>>>>>
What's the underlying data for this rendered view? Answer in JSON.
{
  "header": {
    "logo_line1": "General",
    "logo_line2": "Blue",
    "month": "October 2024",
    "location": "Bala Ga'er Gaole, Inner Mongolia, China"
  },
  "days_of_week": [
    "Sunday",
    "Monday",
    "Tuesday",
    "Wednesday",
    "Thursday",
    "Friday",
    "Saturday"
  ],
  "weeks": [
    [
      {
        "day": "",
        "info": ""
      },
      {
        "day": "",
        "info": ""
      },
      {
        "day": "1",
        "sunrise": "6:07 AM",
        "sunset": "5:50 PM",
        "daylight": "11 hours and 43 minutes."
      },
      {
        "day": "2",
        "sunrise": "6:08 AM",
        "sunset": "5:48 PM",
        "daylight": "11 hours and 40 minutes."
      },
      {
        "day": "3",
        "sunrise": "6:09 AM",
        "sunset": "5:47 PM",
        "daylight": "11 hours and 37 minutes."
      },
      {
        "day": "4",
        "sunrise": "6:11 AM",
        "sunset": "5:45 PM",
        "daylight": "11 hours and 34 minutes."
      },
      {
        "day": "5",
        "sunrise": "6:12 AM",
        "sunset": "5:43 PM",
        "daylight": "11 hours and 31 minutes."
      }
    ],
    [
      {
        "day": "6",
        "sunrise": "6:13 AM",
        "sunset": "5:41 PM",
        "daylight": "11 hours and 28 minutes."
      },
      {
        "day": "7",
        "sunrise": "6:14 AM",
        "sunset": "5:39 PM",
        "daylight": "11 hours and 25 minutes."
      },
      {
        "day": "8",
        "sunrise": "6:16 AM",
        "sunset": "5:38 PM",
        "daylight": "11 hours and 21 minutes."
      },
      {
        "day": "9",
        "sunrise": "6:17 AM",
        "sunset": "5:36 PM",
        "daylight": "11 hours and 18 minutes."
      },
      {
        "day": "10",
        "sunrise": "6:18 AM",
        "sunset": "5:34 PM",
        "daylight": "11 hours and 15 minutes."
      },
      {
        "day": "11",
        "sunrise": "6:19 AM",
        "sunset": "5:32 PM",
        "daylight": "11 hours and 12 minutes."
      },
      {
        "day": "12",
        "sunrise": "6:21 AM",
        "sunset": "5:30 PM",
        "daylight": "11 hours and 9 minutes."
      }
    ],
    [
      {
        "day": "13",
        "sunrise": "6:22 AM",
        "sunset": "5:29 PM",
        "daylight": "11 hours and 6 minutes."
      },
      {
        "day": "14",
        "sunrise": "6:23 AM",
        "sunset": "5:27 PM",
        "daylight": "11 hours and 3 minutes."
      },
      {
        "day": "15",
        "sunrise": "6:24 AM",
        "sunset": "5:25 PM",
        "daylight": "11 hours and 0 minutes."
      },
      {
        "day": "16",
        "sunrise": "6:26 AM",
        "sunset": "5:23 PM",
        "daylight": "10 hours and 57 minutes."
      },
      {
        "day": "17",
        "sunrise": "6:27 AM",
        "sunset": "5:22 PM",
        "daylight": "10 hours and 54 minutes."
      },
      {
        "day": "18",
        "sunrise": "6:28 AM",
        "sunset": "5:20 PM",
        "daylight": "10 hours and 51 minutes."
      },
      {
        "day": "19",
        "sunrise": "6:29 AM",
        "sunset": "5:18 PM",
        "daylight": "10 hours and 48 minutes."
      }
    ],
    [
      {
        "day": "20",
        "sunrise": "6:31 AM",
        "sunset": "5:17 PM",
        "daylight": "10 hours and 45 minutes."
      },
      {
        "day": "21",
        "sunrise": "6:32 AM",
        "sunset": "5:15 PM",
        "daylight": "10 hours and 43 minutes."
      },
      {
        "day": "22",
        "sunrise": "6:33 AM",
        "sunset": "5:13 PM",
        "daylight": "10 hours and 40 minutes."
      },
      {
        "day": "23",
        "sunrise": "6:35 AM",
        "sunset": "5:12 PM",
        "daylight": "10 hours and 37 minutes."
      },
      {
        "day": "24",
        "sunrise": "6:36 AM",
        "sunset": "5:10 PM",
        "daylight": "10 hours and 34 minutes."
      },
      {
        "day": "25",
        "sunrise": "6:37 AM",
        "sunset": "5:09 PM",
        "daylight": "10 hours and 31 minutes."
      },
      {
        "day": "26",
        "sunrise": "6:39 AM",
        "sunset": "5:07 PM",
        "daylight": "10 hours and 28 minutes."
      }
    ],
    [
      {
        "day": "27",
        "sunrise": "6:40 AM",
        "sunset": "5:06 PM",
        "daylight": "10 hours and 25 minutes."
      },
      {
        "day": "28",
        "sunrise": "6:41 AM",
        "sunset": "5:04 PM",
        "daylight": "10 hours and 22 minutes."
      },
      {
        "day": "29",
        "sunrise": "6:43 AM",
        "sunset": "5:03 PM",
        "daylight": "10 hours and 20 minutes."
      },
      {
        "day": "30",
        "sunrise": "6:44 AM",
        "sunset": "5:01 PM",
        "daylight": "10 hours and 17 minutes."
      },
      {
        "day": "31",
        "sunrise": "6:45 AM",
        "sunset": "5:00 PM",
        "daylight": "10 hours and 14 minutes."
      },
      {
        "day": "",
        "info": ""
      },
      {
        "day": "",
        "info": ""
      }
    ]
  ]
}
<<<<<
EXERCISE GOAL: Return all of the data exactly as it reads.

WRITTEN REPLY:
What's the underlying data for this rendered view? Answer in JSON.
{
  "header": {
    "logo_line1": "General",
    "logo_line2": "Blue",
    "month": "October 2024",
    "location": "Bala Ga'er Gaole, Inner Mongolia, China"
  },
  "days_of_week": [
    "Sunday",
    "Monday",
    "Tuesday",
    "Wednesday",
    "Thursday",
    "Friday",
    "Saturday"
  ],
  "weeks": [
    [
      {
        "day": "",
        "info": ""
      },
      {
        "day": "",
        "info": ""
      },
      {
        "day": "1",
        "sunrise": "6:07 AM",
        "sunset": "5:50 PM",
        "daylight": "11 hours and 43 minutes."
      },
      {
        "day": "2",
        "sunrise": "6:08 AM",
        "sunset": "5:48 PM",
        "daylight": "11 hours and 40 minutes."
      },
      {
        "day": "3",
        "sunrise": "6:09 AM",
        "sunset": "5:47 PM",
        "daylight": "11 hours and 37 minutes."
      },
      {
        "day": "4",
        "sunrise": "6:11 AM",
        "sunset": "5:45 PM",
        "daylight": "11 hours and 34 minutes."
      },
      {
        "day": "5",
        "sunrise": "6:12 AM",
        "sunset": "5:43 PM",
        "daylight": "11 hours and 31 minutes."
      }
    ],
    [
      {
        "day": "6",
        "sunrise": "6:13 AM",
        "sunset": "5:41 PM",
        "daylight": "11 hours and 28 minutes."
      },
      {
        "day": "7",
        "sunrise": "6:14 AM",
        "sunset": "5:39 PM",
        "daylight": "11 hours and 25 minutes."
      },
      {
        "day": "8",
        "sunrise": "6:16 AM",
        "sunset": "5:38 PM",
        "daylight": "11 hours and 21 minutes."
      },
      {
        "day": "9",
        "sunrise": "6:17 AM",
        "sunset": "5:36 PM",
        "daylight": "11 hours and 18 minutes."
      },
      {
        "day": "10",
        "sunrise": "6:18 AM",
        "sunset": "5:34 PM",
        "daylight": "11 hours and 15 minutes."
      },
      {
        "day": "11",
        "sunrise": "6:19 AM",
        "sunset": "5:32 PM",
        "daylight": "11 hours and 12 minutes."
      },
      {
        "day": "12",
        "sunrise": "6:21 AM",
        "sunset": "5:30 PM",
        "daylight": "11 hours and 9 minutes."
      }
    ],
    [
      {
        "day": "13",
        "sunrise": "6:22 AM",
        "sunset": "5:29 PM",
        "daylight": "11 hours and 6 minutes."
      },
      {
        "day": "14",
        "sunrise": "6:23 AM",
        "sunset": "5:27 PM",
        "daylight": "11 hours and 3 minutes."
      },
      {
        "day": "15",
        "sunrise": "6:24 AM",
        "sunset": "5:25 PM",
        "daylight": "11 hours and 0 minutes."
      },
      {
        "day": "16",
        "sunrise": "6:26 AM",
        "sunset": "5:23 PM",
        "daylight": "10 hours and 57 minutes."
      },
      {
        "day": "17",
        "sunrise": "6:27 AM",
        "sunset": "5:22 PM",
        "daylight": "10 hours and 54 minutes."
      },
      {
        "day": "18",
        "sunrise": "6:28 AM",
        "sunset": "5:20 PM",
        "daylight": "10 hours and 51 minutes."
      },
      {
        "day": "19",
        "sunrise": "6:29 AM",
        "sunset": "5:18 PM",
        "daylight": "10 hours and 48 minutes."
      }
    ],
    [
      {
        "day": "20",
        "sunrise": "6:31 AM",
        "sunset": "5:17 PM",
        "daylight": "10 hours and 45 minutes."
      },
      {
        "day": "21",
        "sunrise": "6:32 AM",
        "sunset": "5:15 PM",
        "daylight": "10 hours and 43 minutes."
      },
      {
        "day": "22",
        "sunrise": "6:33 AM",
        "sunset": "5:13 PM",
        "daylight": "10 hours and 40 minutes."
      },
      {
        "day": "23",
        "sunrise": "6:35 AM",
        "sunset": "5:12 PM",
        "daylight": "10 hours and 37 minutes."
      },
      {
        "day": "24",
        "sunrise": "6:36 AM",
        "sunset": "5:10 PM",
        "daylight": "10 hours and 34 minutes."
      },
      {
        "day": "25",
        "sunrise": "6:37 AM",
        "sunset": "5:09 PM",
        "daylight": "10 hours and 31 minutes."
      },
      {
        "day": "26",
        "sunrise": "6:39 AM",
        "sunset": "5:07 PM",
        "daylight": "10 hours and 28 minutes."
      }
    ],
    [
      {
        "day": "27",
        "sunrise": "6:40 AM",
        "sunset": "5:06 PM",
        "daylight": "10 hours and 25 minutes."
      },
      {
        "day": "28",
        "sunrise": "6:41 AM",
        "sunset": "5:04 PM",
        "daylight": "10 hours and 22 minutes."
      },
      {
        "day": "29",
        "sunrise": "6:43 AM",
        "sunset": "5:03 PM",
        "daylight": "10 hours and 20 minutes."
      },
      {
        "day": "30",
        "sunrise": "6:44 AM",
        "sunset": "5:01 PM",
        "daylight": "10 hours and 17 minutes."
      },
      {
        "day": "31",
        "sunrise": "6:45 AM",
        "sunset": "5:00 PM",
        "daylight": "10 hours and 14 minutes."
      },
      {
        "day": "",
        "info": ""
      },
      {
        "day": "",
        "info": ""
      }
    ]
  ]
}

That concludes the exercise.